start
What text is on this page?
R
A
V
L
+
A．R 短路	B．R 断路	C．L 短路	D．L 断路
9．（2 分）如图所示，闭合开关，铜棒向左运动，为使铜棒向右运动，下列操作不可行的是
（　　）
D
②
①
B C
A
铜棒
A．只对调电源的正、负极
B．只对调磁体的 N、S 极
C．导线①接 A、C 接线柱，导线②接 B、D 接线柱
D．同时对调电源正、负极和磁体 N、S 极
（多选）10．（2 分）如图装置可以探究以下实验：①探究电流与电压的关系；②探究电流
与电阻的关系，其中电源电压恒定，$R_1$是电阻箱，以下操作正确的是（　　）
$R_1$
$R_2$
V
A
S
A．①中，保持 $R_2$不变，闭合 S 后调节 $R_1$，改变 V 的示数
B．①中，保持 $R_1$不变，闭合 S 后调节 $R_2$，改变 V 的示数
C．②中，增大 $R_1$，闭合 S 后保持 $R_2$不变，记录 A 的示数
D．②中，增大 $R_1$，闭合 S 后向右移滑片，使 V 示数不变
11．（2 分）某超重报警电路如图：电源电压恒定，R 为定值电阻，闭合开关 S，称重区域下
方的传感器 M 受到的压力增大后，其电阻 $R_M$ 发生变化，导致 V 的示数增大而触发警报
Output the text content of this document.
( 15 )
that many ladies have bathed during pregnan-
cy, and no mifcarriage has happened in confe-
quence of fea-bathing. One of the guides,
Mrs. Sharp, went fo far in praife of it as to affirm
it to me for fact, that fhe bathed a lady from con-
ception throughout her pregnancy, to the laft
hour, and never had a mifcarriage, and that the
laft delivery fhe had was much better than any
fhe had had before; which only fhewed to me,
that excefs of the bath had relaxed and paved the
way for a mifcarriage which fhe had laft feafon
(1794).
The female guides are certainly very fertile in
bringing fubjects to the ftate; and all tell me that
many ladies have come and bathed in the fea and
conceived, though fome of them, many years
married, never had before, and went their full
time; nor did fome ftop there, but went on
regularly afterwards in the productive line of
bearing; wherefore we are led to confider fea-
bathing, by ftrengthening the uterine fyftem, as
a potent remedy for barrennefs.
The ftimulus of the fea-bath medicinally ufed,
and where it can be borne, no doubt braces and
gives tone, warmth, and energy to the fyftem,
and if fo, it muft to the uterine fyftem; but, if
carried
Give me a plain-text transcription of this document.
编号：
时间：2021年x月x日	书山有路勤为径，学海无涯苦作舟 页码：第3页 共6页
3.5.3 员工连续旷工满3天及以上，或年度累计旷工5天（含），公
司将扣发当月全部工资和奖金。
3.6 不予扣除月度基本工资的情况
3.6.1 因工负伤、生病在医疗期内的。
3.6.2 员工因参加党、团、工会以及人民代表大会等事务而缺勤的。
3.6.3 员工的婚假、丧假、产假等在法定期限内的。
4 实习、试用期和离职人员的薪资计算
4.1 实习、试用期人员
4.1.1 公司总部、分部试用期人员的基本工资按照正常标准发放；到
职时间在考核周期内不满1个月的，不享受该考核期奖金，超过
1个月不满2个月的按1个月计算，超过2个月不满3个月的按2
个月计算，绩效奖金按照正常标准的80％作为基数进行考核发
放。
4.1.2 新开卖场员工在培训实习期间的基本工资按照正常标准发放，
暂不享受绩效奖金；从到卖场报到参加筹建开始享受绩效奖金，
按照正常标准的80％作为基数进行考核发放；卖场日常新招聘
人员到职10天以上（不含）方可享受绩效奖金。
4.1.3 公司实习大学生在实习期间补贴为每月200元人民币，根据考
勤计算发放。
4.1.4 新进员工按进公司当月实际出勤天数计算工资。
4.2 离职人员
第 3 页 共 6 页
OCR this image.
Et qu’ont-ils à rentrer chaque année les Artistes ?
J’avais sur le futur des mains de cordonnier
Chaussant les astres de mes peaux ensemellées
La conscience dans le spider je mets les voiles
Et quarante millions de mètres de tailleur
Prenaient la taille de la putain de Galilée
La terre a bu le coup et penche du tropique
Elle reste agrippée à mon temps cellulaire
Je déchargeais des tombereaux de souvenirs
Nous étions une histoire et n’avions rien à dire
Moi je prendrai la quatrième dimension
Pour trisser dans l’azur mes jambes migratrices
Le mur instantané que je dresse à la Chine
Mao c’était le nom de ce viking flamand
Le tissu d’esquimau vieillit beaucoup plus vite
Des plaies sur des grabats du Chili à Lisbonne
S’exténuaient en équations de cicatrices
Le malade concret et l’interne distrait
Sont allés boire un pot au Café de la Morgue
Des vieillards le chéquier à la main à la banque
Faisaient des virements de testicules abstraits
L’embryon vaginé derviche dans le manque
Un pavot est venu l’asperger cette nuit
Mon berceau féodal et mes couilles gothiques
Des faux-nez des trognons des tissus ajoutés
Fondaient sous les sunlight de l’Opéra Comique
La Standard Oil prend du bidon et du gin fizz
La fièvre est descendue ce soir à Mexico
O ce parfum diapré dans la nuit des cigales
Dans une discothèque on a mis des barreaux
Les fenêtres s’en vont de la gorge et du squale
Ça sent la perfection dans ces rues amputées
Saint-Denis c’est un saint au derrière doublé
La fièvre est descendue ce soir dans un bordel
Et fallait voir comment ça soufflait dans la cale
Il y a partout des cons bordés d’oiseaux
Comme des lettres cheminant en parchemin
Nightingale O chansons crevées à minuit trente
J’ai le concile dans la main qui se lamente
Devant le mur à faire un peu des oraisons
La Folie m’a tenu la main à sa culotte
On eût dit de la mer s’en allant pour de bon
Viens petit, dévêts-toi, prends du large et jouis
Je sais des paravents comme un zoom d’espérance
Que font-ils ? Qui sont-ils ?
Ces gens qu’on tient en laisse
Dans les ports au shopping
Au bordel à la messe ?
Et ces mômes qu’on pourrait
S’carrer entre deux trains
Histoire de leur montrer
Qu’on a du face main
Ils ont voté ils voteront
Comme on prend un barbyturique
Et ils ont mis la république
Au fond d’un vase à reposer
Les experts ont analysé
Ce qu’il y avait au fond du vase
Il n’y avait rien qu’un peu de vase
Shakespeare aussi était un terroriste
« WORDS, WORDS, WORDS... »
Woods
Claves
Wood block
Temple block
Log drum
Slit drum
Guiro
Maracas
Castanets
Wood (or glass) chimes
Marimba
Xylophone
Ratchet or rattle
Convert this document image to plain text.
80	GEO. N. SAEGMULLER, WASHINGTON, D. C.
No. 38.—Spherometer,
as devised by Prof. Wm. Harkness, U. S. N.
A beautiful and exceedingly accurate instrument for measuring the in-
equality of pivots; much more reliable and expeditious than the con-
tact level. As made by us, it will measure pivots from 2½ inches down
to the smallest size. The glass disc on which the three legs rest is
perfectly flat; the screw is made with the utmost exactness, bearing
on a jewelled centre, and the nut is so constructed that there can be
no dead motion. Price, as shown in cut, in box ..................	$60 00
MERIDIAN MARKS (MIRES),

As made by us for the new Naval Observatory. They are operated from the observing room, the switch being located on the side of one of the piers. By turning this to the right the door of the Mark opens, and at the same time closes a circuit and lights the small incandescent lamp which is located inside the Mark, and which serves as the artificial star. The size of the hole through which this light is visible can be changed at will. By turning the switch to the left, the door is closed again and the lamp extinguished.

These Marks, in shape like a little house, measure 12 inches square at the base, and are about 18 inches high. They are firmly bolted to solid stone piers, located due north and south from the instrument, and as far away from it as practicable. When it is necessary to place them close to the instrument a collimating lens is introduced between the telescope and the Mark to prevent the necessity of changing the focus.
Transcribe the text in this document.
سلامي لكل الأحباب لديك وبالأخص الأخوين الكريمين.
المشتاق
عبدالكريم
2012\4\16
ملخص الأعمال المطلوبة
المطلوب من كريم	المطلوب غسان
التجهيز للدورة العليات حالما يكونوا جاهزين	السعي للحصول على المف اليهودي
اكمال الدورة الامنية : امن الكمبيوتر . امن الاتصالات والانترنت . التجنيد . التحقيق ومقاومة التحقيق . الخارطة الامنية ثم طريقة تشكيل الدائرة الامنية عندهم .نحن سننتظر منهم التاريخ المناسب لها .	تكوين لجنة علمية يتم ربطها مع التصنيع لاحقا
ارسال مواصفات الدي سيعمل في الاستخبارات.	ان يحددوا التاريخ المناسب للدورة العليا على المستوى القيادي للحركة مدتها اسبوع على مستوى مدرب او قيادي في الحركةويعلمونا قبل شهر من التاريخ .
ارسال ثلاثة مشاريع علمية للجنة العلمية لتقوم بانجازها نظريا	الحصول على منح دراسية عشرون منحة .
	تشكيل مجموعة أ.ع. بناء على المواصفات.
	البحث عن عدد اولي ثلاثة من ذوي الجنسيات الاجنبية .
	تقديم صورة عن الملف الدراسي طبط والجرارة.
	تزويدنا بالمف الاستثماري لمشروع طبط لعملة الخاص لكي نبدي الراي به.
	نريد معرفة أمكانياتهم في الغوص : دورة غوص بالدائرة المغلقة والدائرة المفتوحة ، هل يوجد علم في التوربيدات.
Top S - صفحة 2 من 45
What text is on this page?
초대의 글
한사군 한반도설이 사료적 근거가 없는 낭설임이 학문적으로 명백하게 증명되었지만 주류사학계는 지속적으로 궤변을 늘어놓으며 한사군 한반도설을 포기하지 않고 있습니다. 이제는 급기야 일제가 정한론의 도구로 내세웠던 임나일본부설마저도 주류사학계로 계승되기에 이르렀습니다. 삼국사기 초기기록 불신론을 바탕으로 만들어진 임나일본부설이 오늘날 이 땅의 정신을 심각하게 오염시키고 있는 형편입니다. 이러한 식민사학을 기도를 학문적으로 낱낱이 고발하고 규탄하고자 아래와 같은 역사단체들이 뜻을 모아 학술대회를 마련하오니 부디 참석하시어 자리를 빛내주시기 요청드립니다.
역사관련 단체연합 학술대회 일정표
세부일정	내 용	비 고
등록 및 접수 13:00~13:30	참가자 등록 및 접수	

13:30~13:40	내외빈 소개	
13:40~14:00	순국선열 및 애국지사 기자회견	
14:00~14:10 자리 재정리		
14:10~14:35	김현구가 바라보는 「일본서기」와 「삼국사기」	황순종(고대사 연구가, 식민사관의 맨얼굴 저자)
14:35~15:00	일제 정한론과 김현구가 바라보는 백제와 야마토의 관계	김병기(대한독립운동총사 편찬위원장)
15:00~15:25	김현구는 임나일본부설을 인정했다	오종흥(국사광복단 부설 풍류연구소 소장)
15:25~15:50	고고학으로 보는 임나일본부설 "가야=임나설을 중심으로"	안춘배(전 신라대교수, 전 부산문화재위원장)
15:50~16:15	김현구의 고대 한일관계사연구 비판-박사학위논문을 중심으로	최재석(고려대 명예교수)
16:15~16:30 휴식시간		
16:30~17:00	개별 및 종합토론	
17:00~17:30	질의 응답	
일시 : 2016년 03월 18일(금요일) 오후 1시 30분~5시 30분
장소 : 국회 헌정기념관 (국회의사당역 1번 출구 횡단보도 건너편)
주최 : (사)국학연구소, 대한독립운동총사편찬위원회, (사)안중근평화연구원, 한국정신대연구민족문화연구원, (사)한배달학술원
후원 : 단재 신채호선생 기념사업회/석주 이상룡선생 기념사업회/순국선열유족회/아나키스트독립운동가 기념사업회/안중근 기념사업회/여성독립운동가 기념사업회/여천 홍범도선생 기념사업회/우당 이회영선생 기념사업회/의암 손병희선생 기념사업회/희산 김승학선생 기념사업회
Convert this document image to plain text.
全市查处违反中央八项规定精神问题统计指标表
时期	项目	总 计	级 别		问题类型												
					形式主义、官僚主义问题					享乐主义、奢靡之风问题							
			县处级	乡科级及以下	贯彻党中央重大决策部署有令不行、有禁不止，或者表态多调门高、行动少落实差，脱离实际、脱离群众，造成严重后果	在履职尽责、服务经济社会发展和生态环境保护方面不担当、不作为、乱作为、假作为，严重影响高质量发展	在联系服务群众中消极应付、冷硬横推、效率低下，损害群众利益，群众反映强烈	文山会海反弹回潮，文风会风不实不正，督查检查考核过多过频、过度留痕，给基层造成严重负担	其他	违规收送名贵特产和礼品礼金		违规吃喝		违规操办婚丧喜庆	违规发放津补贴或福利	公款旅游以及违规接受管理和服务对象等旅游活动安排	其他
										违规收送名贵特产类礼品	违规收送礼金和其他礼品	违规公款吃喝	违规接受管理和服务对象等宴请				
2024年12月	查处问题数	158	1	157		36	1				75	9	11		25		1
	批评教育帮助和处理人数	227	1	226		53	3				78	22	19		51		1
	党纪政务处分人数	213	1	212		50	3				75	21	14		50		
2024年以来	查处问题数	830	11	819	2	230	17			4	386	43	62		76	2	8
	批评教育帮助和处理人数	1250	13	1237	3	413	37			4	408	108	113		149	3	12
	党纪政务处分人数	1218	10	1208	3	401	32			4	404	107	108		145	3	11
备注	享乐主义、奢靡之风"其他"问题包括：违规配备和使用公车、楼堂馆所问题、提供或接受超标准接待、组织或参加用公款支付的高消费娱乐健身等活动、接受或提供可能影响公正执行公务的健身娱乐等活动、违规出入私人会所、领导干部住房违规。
end
Objective -> What is the number of lines containing "document"? Give that number only.

Expected answer -> 5